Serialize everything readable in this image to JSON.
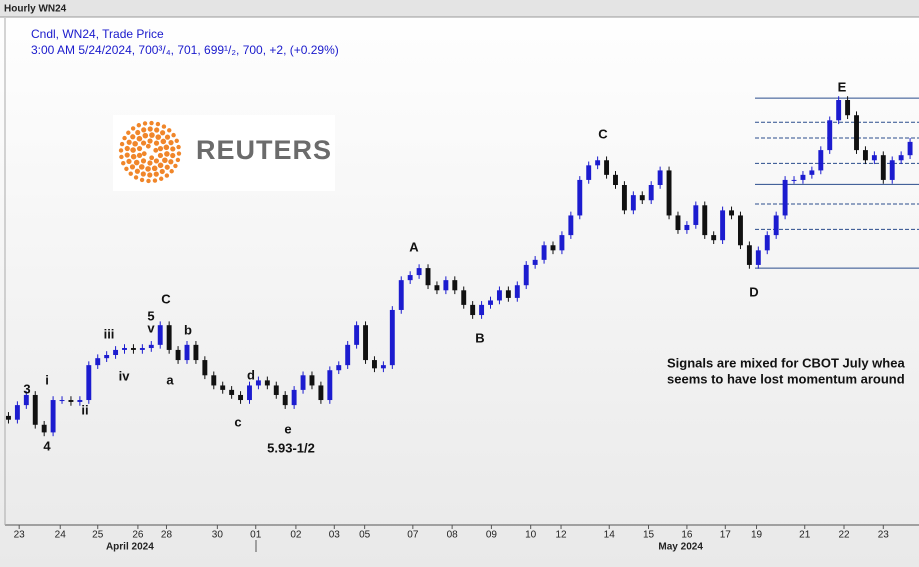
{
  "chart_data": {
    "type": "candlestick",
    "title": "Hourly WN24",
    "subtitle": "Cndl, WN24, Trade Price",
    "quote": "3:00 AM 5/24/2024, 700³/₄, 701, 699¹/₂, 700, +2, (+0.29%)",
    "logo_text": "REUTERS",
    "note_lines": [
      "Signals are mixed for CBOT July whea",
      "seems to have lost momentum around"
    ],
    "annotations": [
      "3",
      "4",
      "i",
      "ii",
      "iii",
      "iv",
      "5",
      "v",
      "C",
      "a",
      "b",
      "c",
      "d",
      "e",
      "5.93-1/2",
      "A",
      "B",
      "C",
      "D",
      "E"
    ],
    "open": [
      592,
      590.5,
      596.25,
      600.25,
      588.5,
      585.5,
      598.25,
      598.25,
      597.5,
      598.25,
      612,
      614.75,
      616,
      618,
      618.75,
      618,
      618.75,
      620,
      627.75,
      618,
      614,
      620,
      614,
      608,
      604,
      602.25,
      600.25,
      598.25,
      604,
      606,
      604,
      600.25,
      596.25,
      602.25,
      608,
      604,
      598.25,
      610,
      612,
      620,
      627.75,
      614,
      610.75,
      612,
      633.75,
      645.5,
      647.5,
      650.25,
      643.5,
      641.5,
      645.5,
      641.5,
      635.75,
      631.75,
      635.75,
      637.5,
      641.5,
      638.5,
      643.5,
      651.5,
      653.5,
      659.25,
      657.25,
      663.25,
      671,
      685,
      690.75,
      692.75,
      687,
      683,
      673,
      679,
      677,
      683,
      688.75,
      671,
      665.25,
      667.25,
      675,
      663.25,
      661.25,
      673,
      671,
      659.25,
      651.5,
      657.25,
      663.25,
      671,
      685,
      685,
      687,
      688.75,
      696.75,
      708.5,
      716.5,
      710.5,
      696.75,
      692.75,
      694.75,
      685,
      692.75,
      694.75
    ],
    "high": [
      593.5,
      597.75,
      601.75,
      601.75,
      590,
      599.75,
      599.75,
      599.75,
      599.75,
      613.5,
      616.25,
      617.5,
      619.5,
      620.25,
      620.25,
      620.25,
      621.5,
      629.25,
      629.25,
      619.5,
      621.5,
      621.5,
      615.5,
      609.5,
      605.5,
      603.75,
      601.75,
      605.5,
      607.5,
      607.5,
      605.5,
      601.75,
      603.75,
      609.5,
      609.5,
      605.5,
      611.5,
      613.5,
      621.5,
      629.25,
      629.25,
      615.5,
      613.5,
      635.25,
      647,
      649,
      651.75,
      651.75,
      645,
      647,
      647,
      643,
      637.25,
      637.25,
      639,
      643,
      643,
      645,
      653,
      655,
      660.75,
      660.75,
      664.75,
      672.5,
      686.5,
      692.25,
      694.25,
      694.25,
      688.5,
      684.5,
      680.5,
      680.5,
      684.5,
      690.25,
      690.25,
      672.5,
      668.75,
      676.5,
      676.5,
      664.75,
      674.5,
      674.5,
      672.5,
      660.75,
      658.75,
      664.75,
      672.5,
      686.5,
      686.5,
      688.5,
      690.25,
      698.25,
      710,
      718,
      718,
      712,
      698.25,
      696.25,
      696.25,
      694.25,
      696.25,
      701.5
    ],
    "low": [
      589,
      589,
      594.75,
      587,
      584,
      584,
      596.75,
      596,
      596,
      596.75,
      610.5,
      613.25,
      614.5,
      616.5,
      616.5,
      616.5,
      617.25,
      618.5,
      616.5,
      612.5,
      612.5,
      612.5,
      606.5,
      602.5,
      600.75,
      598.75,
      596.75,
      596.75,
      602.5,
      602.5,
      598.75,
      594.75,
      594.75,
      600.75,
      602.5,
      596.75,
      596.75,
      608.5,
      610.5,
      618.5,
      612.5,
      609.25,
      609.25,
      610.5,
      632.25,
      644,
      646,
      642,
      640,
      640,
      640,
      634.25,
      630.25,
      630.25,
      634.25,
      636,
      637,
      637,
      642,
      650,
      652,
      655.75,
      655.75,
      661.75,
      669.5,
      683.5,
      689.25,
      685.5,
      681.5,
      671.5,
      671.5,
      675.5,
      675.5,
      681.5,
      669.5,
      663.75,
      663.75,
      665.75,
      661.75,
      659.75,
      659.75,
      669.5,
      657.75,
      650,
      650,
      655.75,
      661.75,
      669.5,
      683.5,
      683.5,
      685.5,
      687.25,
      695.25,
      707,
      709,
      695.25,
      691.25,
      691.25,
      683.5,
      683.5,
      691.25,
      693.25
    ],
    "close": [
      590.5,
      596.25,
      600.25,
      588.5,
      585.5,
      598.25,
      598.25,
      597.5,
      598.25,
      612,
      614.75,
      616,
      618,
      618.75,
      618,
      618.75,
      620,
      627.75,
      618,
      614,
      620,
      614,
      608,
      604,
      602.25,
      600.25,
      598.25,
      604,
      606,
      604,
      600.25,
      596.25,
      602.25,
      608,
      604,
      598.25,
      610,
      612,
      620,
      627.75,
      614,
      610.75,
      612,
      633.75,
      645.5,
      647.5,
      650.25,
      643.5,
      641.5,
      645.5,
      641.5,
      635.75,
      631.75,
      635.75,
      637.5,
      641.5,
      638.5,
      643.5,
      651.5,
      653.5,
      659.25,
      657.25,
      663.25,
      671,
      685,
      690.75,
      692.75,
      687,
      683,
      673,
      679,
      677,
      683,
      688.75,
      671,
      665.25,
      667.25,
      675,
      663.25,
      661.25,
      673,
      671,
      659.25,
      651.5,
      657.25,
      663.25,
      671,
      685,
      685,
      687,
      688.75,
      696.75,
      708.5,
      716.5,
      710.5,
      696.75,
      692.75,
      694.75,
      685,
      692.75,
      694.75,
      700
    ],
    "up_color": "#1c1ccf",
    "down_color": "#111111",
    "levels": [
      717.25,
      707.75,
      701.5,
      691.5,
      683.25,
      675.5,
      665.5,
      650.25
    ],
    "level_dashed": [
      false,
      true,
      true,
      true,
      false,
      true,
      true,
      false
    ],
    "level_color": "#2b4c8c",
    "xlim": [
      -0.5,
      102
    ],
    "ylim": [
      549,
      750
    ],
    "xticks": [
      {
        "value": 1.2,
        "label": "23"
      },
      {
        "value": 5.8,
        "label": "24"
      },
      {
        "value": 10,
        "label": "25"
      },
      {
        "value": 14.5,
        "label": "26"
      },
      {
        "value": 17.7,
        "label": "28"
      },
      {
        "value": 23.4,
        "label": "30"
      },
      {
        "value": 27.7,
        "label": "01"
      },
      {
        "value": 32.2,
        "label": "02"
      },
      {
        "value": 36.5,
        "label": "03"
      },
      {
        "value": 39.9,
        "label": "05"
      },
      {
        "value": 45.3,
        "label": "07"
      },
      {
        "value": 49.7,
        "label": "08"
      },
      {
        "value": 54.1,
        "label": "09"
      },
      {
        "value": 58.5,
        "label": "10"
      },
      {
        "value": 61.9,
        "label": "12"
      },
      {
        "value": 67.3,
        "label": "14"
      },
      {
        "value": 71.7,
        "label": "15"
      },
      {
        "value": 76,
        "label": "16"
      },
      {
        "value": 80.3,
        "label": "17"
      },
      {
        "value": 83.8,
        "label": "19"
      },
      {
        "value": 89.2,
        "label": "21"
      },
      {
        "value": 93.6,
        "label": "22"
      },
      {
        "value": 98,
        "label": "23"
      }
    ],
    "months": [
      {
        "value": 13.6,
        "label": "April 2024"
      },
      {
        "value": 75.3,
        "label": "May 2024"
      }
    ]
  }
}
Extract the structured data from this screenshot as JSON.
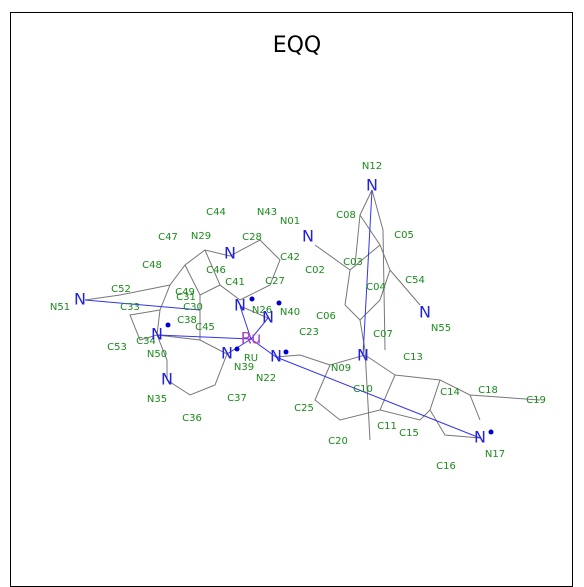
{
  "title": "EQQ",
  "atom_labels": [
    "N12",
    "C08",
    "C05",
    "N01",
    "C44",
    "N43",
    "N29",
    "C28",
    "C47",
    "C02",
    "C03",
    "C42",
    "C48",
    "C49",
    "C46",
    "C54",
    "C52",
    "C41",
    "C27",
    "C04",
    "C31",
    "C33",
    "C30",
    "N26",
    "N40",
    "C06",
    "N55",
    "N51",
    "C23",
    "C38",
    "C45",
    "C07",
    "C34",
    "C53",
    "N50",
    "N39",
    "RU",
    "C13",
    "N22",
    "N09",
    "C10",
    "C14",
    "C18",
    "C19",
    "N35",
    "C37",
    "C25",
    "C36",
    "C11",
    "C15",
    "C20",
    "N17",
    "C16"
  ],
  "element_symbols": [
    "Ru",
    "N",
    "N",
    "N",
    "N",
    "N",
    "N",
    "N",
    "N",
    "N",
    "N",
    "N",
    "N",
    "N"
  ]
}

* * * * * * *

▶ Exercise prompt
Find the line containing "Extract the structured" in the listing above. Please restate word for word that line through the last one, leaving out the pictures.

▶ Written solution
Extract the structured data from this screenshot as JSON.
{
  "title": "EQQ",
  "atom_labels": [
    "N12",
    "C08",
    "C05",
    "N01",
    "C44",
    "N43",
    "N29",
    "C28",
    "C47",
    "C02",
    "C03",
    "C42",
    "C48",
    "C49",
    "C46",
    "C54",
    "C52",
    "C41",
    "C27",
    "C04",
    "C31",
    "C33",
    "C30",
    "N26",
    "N40",
    "C06",
    "N55",
    "N51",
    "C23",
    "C38",
    "C45",
    "C07",
    "C34",
    "C53",
    "N50",
    "N39",
    "RU",
    "C13",
    "N22",
    "N09",
    "C10",
    "C14",
    "C18",
    "C19",
    "N35",
    "C37",
    "C25",
    "C36",
    "C11",
    "C15",
    "C20",
    "N17",
    "C16"
  ],
  "element_symbols": [
    "Ru",
    "N",
    "N",
    "N",
    "N",
    "N",
    "N",
    "N",
    "N",
    "N",
    "N",
    "N",
    "N",
    "N"
  ]
}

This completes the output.